(Dataset items)
+++

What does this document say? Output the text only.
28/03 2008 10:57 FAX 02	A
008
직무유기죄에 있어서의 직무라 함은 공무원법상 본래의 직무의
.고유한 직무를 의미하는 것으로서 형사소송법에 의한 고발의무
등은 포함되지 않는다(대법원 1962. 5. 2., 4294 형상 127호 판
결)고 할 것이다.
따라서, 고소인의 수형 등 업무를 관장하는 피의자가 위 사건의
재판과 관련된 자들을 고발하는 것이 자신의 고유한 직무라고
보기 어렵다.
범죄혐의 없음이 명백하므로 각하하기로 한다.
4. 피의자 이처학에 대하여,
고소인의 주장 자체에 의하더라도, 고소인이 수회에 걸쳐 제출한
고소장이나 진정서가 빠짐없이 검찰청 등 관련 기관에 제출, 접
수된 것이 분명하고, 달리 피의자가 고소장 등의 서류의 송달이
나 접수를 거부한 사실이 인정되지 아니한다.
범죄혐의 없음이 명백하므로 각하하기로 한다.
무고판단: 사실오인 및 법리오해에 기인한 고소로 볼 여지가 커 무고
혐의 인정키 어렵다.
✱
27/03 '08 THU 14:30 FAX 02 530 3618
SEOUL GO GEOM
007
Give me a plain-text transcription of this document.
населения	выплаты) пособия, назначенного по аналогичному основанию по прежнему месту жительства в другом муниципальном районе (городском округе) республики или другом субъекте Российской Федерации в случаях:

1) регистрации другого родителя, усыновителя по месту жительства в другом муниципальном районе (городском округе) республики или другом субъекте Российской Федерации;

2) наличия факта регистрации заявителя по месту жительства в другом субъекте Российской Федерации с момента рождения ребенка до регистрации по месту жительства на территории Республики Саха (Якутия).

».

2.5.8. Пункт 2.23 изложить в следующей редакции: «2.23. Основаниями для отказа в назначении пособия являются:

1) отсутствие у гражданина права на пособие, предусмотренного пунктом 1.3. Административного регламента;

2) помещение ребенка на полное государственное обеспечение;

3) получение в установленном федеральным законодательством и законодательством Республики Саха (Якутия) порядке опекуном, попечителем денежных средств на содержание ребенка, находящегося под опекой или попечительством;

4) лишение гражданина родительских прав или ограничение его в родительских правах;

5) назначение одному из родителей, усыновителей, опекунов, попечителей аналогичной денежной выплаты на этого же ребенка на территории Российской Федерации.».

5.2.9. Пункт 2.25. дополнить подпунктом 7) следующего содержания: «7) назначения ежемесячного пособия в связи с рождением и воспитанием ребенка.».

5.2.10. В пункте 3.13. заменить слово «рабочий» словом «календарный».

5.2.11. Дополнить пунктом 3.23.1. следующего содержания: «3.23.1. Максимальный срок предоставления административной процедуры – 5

+++

Written instruction: Could you quote the material above in full, exactly as it stands?

Solution for this problem:
What does this document say? Output the text only.
28/03 2008 10:57 FAX 02	A
008
직무유기죄에 있어서의 직무라 함은 공무원법상 본래의 직무의
.고유한 직무를 의미하는 것으로서 형사소송법에 의한 고발의무
등은 포함되지 않는다(대법원 1962. 5. 2., 4294 형상 127호 판
결)고 할 것이다.
따라서, 고소인의 수형 등 업무를 관장하는 피의자가 위 사건의
재판과 관련된 자들을 고발하는 것이 자신의 고유한 직무라고
보기 어렵다.
범죄혐의 없음이 명백하므로 각하하기로 한다.
4. 피의자 이처학에 대하여,
고소인의 주장 자체에 의하더라도, 고소인이 수회에 걸쳐 제출한
고소장이나 진정서가 빠짐없이 검찰청 등 관련 기관에 제출, 접
수된 것이 분명하고, 달리 피의자가 고소장 등의 서류의 송달이
나 접수를 거부한 사실이 인정되지 아니한다.
범죄혐의 없음이 명백하므로 각하하기로 한다.
무고판단: 사실오인 및 법리오해에 기인한 고소로 볼 여지가 커 무고
혐의 인정키 어렵다.
✱
27/03 '08 THU 14:30 FAX 02 530 3618
SEOUL GO GEOM
007
Give me a plain-text transcription of this document.
населения	выплаты) пособия, назначенного по аналогичному основанию по прежнему месту жительства в другом муниципальном районе (городском округе) республики или другом субъекте Российской Федерации в случаях:

1) регистрации другого родителя, усыновителя по месту жительства в другом муниципальном районе (городском округе) республики или другом субъекте Российской Федерации;

2) наличия факта регистрации заявителя по месту жительства в другом субъекте Российской Федерации с момента рождения ребенка до регистрации по месту жительства на территории Республики Саха (Якутия).

».

2.5.8. Пункт 2.23 изложить в следующей редакции: «2.23. Основаниями для отказа в назначении пособия являются:

1) отсутствие у гражданина права на пособие, предусмотренного пунктом 1.3. Административного регламента;

2) помещение ребенка на полное государственное обеспечение;

3) получение в установленном федеральным законодательством и законодательством Республики Саха (Якутия) порядке опекуном, попечителем денежных средств на содержание ребенка, находящегося под опекой или попечительством;

4) лишение гражданина родительских прав или ограничение его в родительских правах;

5) назначение одному из родителей, усыновителей, опекунов, попечителей аналогичной денежной выплаты на этого же ребенка на территории Российской Федерации.».

5.2.9. Пункт 2.25. дополнить подпунктом 7) следующего содержания: «7) назначения ежемесячного пособия в связи с рождением и воспитанием ребенка.».

5.2.10. В пункте 3.13. заменить слово «рабочий» словом «календарный».

5.2.11. Дополнить пунктом 3.23.1. следующего содержания: «3.23.1. Максимальный срок предоставления административной процедуры – 5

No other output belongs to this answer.